DATA EXCERPTS >>
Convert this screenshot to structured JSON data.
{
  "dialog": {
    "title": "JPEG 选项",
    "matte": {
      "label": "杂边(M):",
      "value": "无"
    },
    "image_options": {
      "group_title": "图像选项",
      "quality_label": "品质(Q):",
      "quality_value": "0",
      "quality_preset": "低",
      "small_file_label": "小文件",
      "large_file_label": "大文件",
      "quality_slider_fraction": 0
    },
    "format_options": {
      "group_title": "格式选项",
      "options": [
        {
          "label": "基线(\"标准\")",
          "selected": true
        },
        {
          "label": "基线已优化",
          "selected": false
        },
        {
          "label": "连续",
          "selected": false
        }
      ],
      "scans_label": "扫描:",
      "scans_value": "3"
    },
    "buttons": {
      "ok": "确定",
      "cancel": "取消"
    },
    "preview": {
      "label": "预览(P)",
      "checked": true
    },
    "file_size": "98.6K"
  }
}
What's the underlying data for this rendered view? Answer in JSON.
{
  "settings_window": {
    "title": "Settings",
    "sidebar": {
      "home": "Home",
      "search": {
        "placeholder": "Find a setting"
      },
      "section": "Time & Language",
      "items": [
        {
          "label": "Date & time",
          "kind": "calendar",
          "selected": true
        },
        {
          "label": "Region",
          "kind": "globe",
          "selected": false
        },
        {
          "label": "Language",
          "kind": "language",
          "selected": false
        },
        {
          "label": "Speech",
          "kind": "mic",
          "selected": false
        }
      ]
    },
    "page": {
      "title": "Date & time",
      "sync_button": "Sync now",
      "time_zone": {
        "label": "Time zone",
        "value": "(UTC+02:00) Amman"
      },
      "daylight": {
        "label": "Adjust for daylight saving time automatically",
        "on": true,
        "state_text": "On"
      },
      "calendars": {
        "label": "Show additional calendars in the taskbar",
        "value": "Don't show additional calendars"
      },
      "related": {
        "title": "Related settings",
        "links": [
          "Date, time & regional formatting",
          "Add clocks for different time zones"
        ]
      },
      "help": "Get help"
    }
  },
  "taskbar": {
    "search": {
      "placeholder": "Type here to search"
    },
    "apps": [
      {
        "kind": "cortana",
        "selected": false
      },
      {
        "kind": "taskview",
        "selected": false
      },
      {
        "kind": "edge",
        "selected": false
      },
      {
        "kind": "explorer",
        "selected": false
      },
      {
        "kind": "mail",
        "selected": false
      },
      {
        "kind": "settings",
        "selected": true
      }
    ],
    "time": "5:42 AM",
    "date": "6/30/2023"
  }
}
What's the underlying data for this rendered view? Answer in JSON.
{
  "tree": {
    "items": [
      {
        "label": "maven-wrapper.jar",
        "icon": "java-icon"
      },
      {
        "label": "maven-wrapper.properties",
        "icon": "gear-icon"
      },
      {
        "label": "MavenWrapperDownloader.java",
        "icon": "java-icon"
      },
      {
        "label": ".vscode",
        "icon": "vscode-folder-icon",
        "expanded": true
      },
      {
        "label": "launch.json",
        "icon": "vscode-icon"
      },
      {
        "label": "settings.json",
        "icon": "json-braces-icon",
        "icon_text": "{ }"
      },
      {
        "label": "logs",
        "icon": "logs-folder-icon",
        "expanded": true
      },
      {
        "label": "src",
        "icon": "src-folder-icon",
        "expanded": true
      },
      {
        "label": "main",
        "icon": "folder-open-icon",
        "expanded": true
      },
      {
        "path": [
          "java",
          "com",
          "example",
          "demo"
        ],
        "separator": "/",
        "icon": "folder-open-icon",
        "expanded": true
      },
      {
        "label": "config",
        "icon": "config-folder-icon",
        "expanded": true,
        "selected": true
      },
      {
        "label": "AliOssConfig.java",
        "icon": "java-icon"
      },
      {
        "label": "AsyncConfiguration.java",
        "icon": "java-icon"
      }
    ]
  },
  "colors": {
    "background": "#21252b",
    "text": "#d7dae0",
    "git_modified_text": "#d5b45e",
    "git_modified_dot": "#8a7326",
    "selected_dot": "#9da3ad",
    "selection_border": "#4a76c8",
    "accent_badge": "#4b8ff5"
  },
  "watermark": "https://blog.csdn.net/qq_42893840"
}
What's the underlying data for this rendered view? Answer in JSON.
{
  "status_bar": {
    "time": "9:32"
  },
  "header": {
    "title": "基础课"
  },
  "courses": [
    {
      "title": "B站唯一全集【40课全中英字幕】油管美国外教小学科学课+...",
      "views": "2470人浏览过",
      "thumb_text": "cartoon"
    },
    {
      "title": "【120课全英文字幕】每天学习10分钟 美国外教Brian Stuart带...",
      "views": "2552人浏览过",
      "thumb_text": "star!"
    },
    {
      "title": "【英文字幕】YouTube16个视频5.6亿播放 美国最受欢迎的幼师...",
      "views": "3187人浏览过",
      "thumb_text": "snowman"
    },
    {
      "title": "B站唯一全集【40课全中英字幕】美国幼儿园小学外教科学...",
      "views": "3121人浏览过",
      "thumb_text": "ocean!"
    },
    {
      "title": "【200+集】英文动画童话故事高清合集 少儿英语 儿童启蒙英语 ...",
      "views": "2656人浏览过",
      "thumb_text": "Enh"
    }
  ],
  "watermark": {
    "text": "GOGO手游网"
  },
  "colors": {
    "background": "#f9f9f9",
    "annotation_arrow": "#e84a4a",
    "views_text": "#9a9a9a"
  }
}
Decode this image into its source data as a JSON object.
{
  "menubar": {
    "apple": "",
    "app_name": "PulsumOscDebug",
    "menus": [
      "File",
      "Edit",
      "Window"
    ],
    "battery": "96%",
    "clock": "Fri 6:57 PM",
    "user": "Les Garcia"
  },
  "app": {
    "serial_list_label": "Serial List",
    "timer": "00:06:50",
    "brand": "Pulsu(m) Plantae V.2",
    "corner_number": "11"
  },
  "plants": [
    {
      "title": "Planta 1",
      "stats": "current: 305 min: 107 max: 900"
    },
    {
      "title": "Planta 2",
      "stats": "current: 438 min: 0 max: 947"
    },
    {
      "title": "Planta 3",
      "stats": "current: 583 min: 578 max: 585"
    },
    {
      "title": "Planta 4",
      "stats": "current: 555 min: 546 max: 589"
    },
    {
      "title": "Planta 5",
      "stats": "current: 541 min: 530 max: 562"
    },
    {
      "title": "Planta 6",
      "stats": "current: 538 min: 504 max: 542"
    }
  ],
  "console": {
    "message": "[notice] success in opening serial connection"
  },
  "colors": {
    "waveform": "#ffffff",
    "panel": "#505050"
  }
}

PROBLEM >> From the data above, gather every line that includes the word "B站唯一全集".

FINAL ANSWER >>
      "title": "B站唯一全集【40课全中英字幕】油管美国外教小学科学课+...",
      "title": "B站唯一全集【40课全中英字幕】美国幼儿园小学外教科学...",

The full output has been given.